Provided records:
___
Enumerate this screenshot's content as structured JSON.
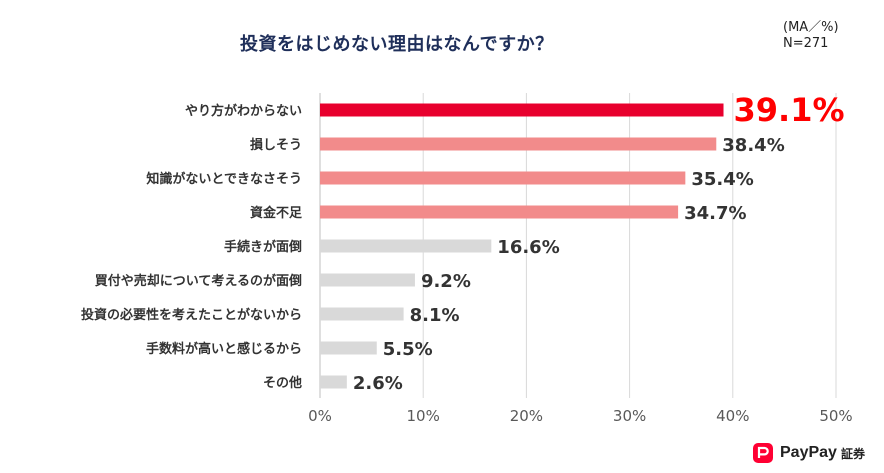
{
  "chart_data": {
    "type": "bar",
    "orientation": "horizontal",
    "title": "投資をはじめない理由はなんですか？",
    "note_line1": "(MA／%)",
    "note_line2": "N=271",
    "categories": [
      "やり方がわからない",
      "損しそう",
      "知識がないとできなさそう",
      "資金不足",
      "手続きが面倒",
      "買付や売却について考えるのが面倒",
      "投資の必要性を考えたことがないから",
      "手数料が高いと感じるから",
      "その他"
    ],
    "values": [
      39.1,
      38.4,
      35.4,
      34.7,
      16.6,
      9.2,
      8.1,
      5.5,
      2.6
    ],
    "value_labels": [
      "39.1%",
      "38.4%",
      "35.4%",
      "34.7%",
      "16.6%",
      "9.2%",
      "8.1%",
      "5.5%",
      "2.6%"
    ],
    "bar_colors": [
      "#e8002d",
      "#f28b8b",
      "#f28b8b",
      "#f28b8b",
      "#d9d9d9",
      "#d9d9d9",
      "#d9d9d9",
      "#d9d9d9",
      "#d9d9d9"
    ],
    "label_colors": [
      "#ff0000",
      "#333333",
      "#333333",
      "#333333",
      "#333333",
      "#333333",
      "#333333",
      "#333333",
      "#333333"
    ],
    "xlim": [
      0,
      50
    ],
    "xticks": [
      0,
      10,
      20,
      30,
      40,
      50
    ],
    "xtick_labels": [
      "0%",
      "10%",
      "20%",
      "30%",
      "40%",
      "50%"
    ],
    "grid": true,
    "xlabel": "",
    "ylabel": ""
  },
  "logo": {
    "brand": "PayPay",
    "sub": "証券",
    "color": "#ff0033"
  }
}
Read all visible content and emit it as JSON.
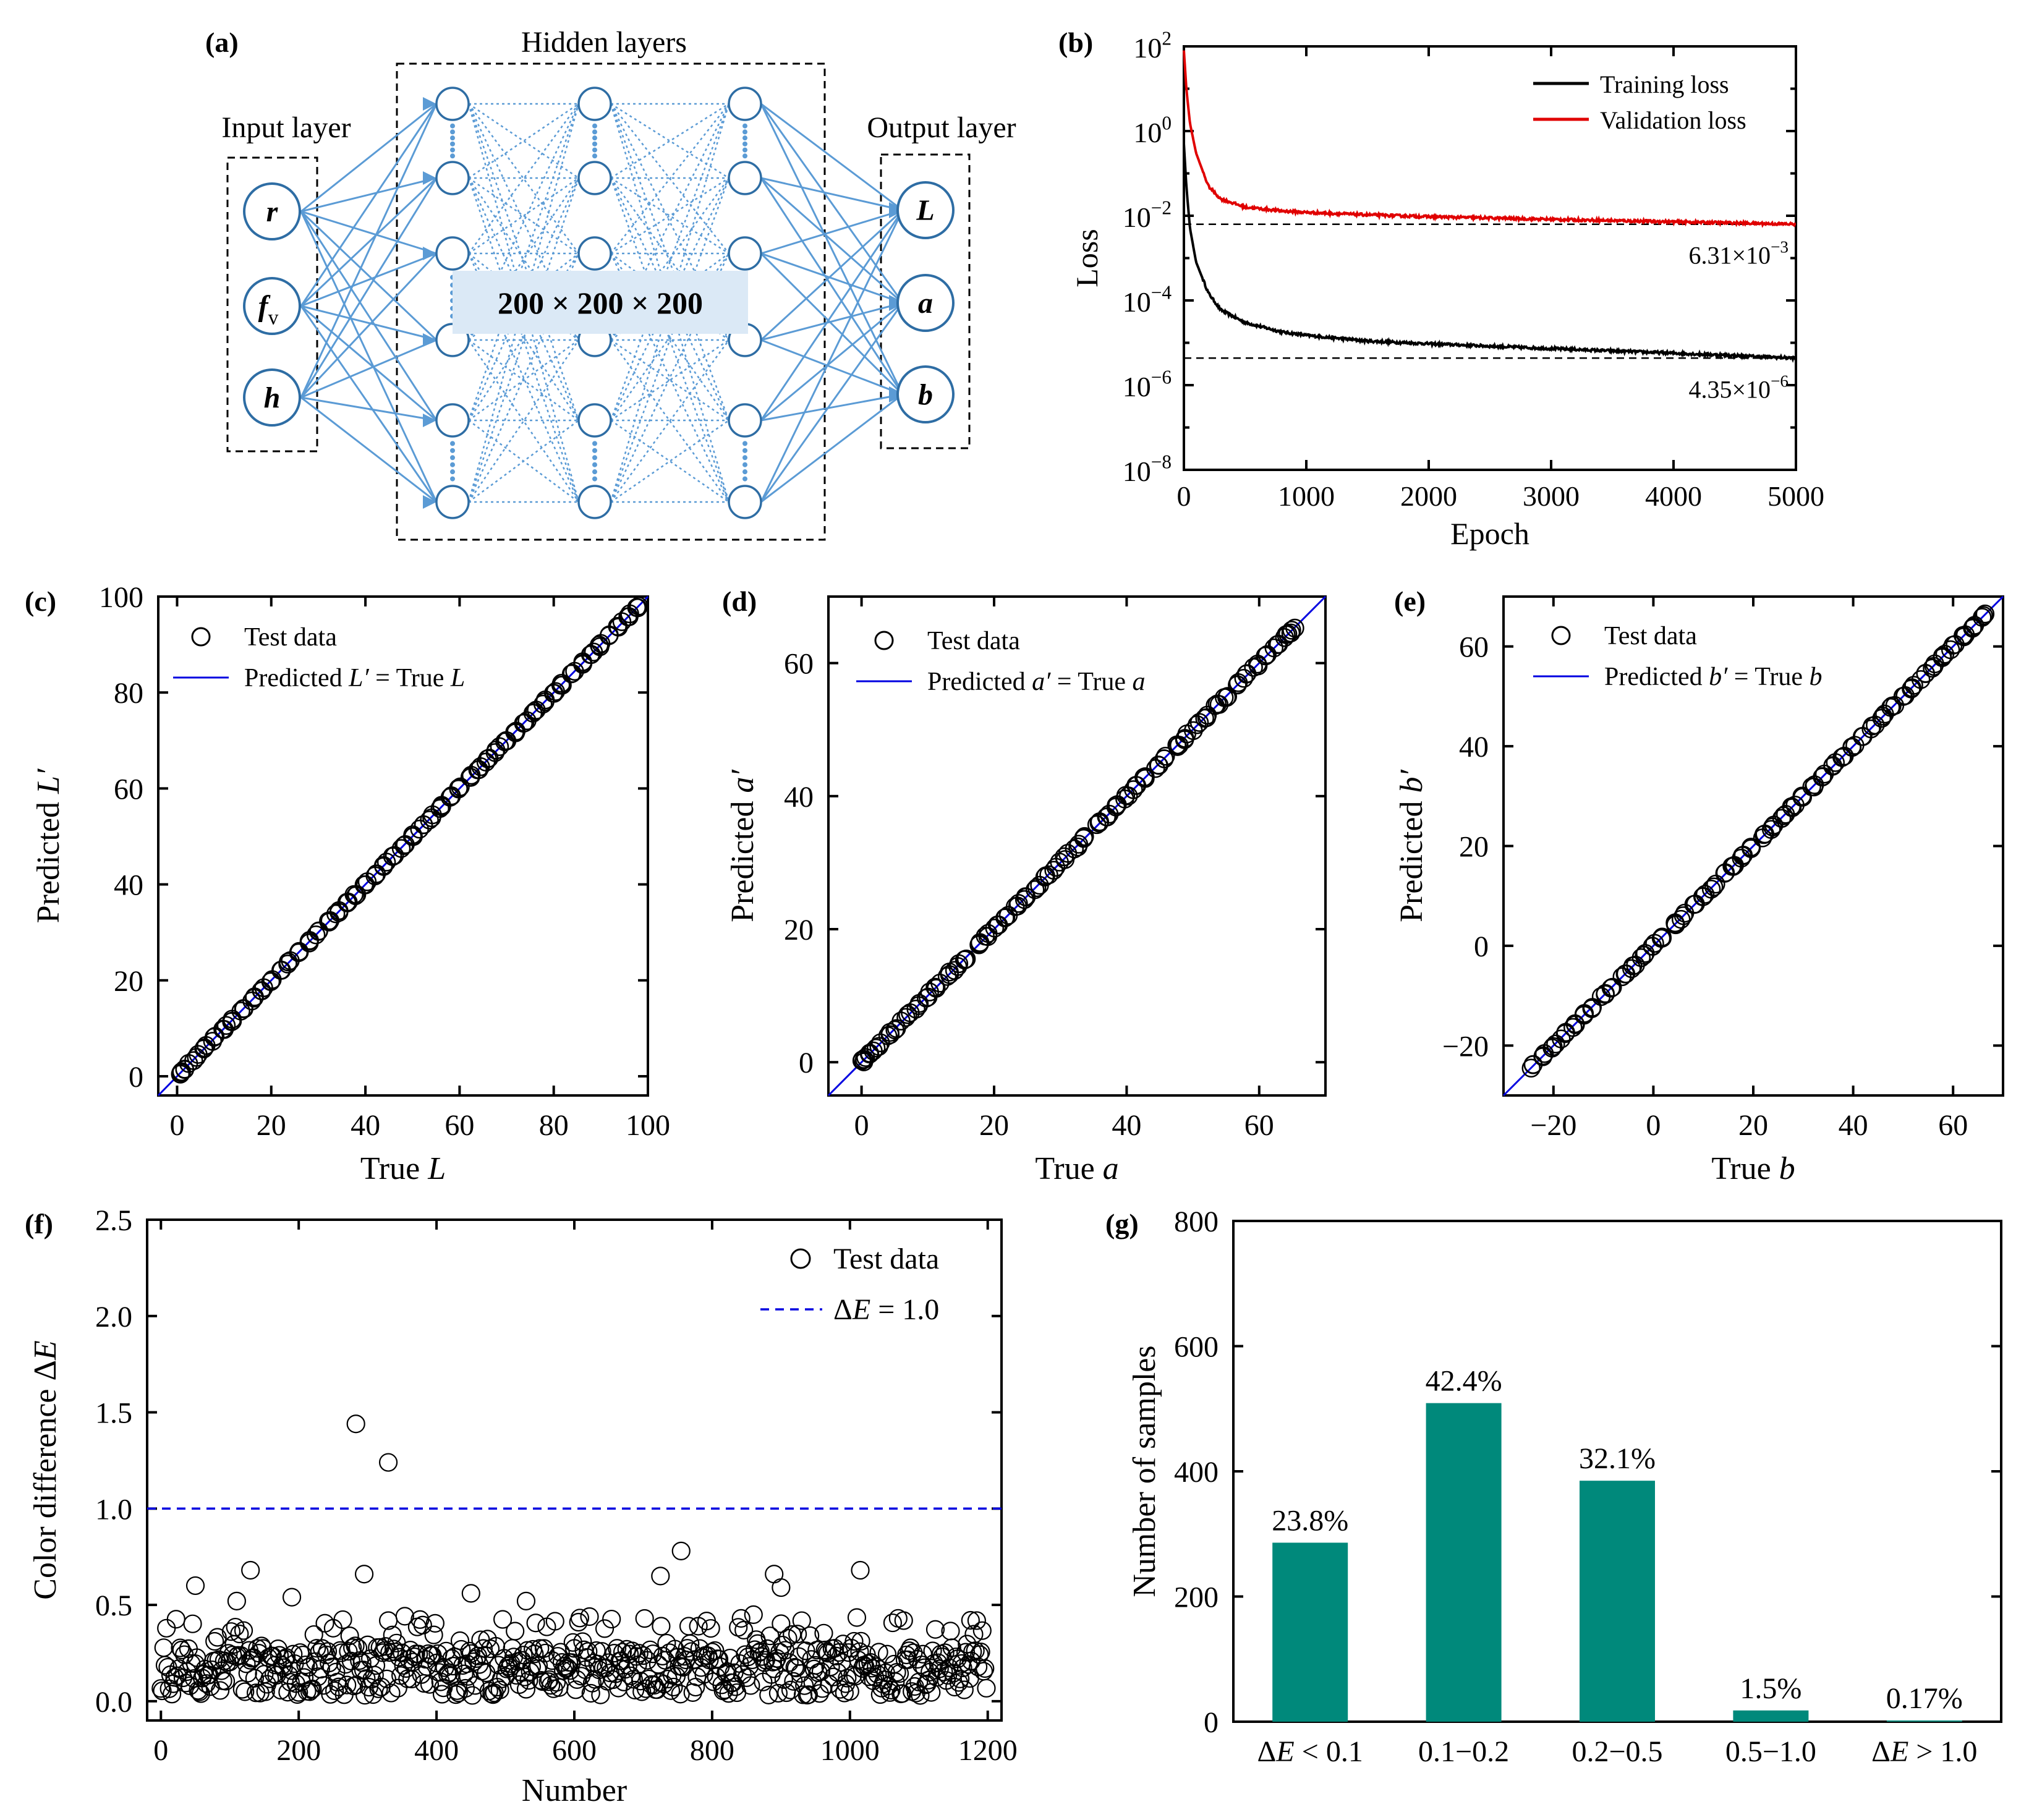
{
  "colors": {
    "net_blue": "#5b9bd5",
    "net_label_bg": "#dbe9f6",
    "training": "#000000",
    "validation": "#e00000",
    "fit_line": "#0000e0",
    "bar": "#00897b"
  },
  "panel_a": {
    "label": "(a)",
    "input_title": "Input layer",
    "hidden_title": "Hidden layers",
    "output_title": "Output layer",
    "hidden_size": "200 × 200 × 200",
    "inputs": [
      {
        "main": "r",
        "sub": ""
      },
      {
        "main": "f",
        "sub": "v"
      },
      {
        "main": "h",
        "sub": ""
      }
    ],
    "outputs": [
      "L",
      "a",
      "b"
    ]
  },
  "chart_data": [
    {
      "id": "b",
      "label": "(b)",
      "type": "line",
      "yscale": "log",
      "xlabel": "Epoch",
      "ylabel": "Loss",
      "xlim": [
        0,
        5000
      ],
      "ylim": [
        1e-08,
        100
      ],
      "xticks": [
        "0",
        "1000",
        "2000",
        "3000",
        "4000",
        "5000"
      ],
      "ytick_exponents": [
        "2",
        "0",
        "-2",
        "-4",
        "-6",
        "-8"
      ],
      "series": [
        {
          "name": "Training loss",
          "color": "#000000",
          "x": [
            0,
            20,
            50,
            100,
            200,
            300,
            500,
            800,
            1000,
            1500,
            2000,
            3000,
            4000,
            5000
          ],
          "y": [
            0.5,
            0.05,
            0.005,
            0.0008,
            0.00015,
            6e-05,
            3e-05,
            1.8e-05,
            1.5e-05,
            1.1e-05,
            9.5e-06,
            7.3e-06,
            5.7e-06,
            4.35e-06
          ]
        },
        {
          "name": "Validation loss",
          "color": "#e00000",
          "x": [
            0,
            20,
            50,
            100,
            200,
            300,
            500,
            800,
            1000,
            1500,
            2000,
            3000,
            4000,
            5000
          ],
          "y": [
            80,
            10,
            1.5,
            0.3,
            0.05,
            0.025,
            0.016,
            0.013,
            0.012,
            0.0105,
            0.0095,
            0.0082,
            0.0072,
            0.00631
          ]
        }
      ],
      "annotations": [
        {
          "value": 0.00631,
          "text": "6.31×10",
          "exp": "−3"
        },
        {
          "value": 4.35e-06,
          "text": "4.35×10",
          "exp": "−6"
        }
      ]
    },
    {
      "id": "c",
      "label": "(c)",
      "type": "scatter",
      "xlabel_main": "True ",
      "xlabel_var": "L",
      "ylabel_main": "Predicted ",
      "ylabel_var": "L′",
      "xlim": [
        -4,
        100
      ],
      "ylim": [
        -4,
        100
      ],
      "xticks": [
        0,
        20,
        40,
        60,
        80,
        100
      ],
      "yticks": [
        0,
        20,
        40,
        60,
        80,
        100
      ],
      "legend": {
        "scatter": "Test data",
        "line_main": "Predicted ",
        "line_var1": "L′",
        "line_mid": " = True ",
        "line_var2": "L"
      },
      "points": [
        0.5,
        2,
        4,
        6,
        8,
        10,
        12,
        14,
        16,
        18,
        20,
        22,
        24,
        26,
        28,
        30,
        32,
        34,
        36,
        38,
        40,
        42,
        44,
        46,
        48,
        50,
        52,
        54,
        56,
        58,
        60,
        62,
        64,
        66,
        68,
        70,
        72,
        74,
        76,
        78,
        80,
        82,
        84,
        86,
        88,
        90,
        92,
        94,
        96,
        98
      ]
    },
    {
      "id": "d",
      "label": "(d)",
      "type": "scatter",
      "xlabel_main": "True ",
      "xlabel_var": "a",
      "ylabel_main": "Predicted ",
      "ylabel_var": "a′",
      "xlim": [
        -5,
        70
      ],
      "ylim": [
        -5,
        70
      ],
      "xticks": [
        0,
        20,
        40,
        60
      ],
      "yticks": [
        0,
        20,
        40,
        60
      ],
      "legend": {
        "scatter": "Test data",
        "line_main": "Predicted ",
        "line_var1": "a′",
        "line_mid": " = True ",
        "line_var2": "a"
      },
      "points": [
        0.2,
        0.8,
        1.5,
        2.5,
        4,
        5.5,
        7,
        8.5,
        10,
        11.5,
        13,
        14.5,
        16,
        17.5,
        19,
        20.5,
        22,
        23.5,
        25,
        26.5,
        28,
        29.5,
        31,
        32.5,
        34,
        35.5,
        37,
        38.5,
        40,
        41.5,
        43,
        44.5,
        46,
        47.5,
        49,
        50.5,
        52,
        53.5,
        55,
        56.5,
        58,
        59.5,
        61,
        62.5,
        64,
        65
      ]
    },
    {
      "id": "e",
      "label": "(e)",
      "type": "scatter",
      "xlabel_main": "True ",
      "xlabel_var": "b",
      "ylabel_main": "Predicted ",
      "ylabel_var": "b′",
      "xlim": [
        -30,
        70
      ],
      "ylim": [
        -30,
        70
      ],
      "xticks": [
        -20,
        0,
        20,
        40,
        60
      ],
      "yticks": [
        -20,
        0,
        20,
        40,
        60
      ],
      "legend": {
        "scatter": "Test data",
        "line_main": "Predicted ",
        "line_var1": "b′",
        "line_mid": " = True ",
        "line_var2": "b"
      },
      "points": [
        -24,
        -22,
        -20,
        -18,
        -16,
        -14,
        -12,
        -10,
        -8,
        -6,
        -4,
        -2,
        0,
        2,
        4,
        6,
        8,
        10,
        12,
        14,
        16,
        18,
        20,
        22,
        24,
        26,
        28,
        30,
        32,
        34,
        36,
        38,
        40,
        42,
        44,
        46,
        48,
        50,
        52,
        54,
        56,
        58,
        60,
        62,
        64,
        66
      ]
    },
    {
      "id": "f",
      "label": "(f)",
      "type": "scatter",
      "xlabel": "Number",
      "ylabel_main": "Color difference Δ",
      "ylabel_var": "E",
      "xlim": [
        -20,
        1220
      ],
      "ylim": [
        -0.1,
        2.5
      ],
      "xticks": [
        0,
        200,
        400,
        600,
        800,
        1000,
        1200
      ],
      "yticks": [
        "0.0",
        "0.5",
        "1.0",
        "1.5",
        "2.0",
        "2.5"
      ],
      "legend": {
        "scatter": "Test data",
        "line_main": "Δ",
        "line_var": "E",
        "line_rest": " = 1.0"
      },
      "threshold": 1.0,
      "n_points": 1200,
      "outliers": [
        {
          "x": 283,
          "y": 1.44
        },
        {
          "x": 330,
          "y": 1.24
        },
        {
          "x": 755,
          "y": 0.78
        },
        {
          "x": 1015,
          "y": 0.68
        },
        {
          "x": 130,
          "y": 0.68
        },
        {
          "x": 295,
          "y": 0.66
        },
        {
          "x": 725,
          "y": 0.65
        },
        {
          "x": 890,
          "y": 0.66
        },
        {
          "x": 50,
          "y": 0.6
        },
        {
          "x": 900,
          "y": 0.59
        },
        {
          "x": 450,
          "y": 0.56
        },
        {
          "x": 190,
          "y": 0.54
        },
        {
          "x": 110,
          "y": 0.52
        },
        {
          "x": 530,
          "y": 0.52
        },
        {
          "x": 1175,
          "y": 0.42
        }
      ]
    },
    {
      "id": "g",
      "label": "(g)",
      "type": "bar",
      "ylabel": "Number of samples",
      "ylim": [
        0,
        800
      ],
      "yticks": [
        0,
        200,
        400,
        600,
        800
      ],
      "categories": [
        {
          "pre": "Δ",
          "var": "E",
          "post": " < 0.1"
        },
        {
          "pre": "0.1−0.2",
          "var": "",
          "post": ""
        },
        {
          "pre": "0.2−0.5",
          "var": "",
          "post": ""
        },
        {
          "pre": "0.5−1.0",
          "var": "",
          "post": ""
        },
        {
          "pre": "Δ",
          "var": "E",
          "post": " > 1.0"
        }
      ],
      "values": [
        286,
        509,
        385,
        18,
        2
      ],
      "labels": [
        "23.8%",
        "42.4%",
        "32.1%",
        "1.5%",
        "0.17%"
      ]
    }
  ]
}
___
What you have to do:
Report how many lines of the listing above include the word "content". Say nothing but the number.

In response:
2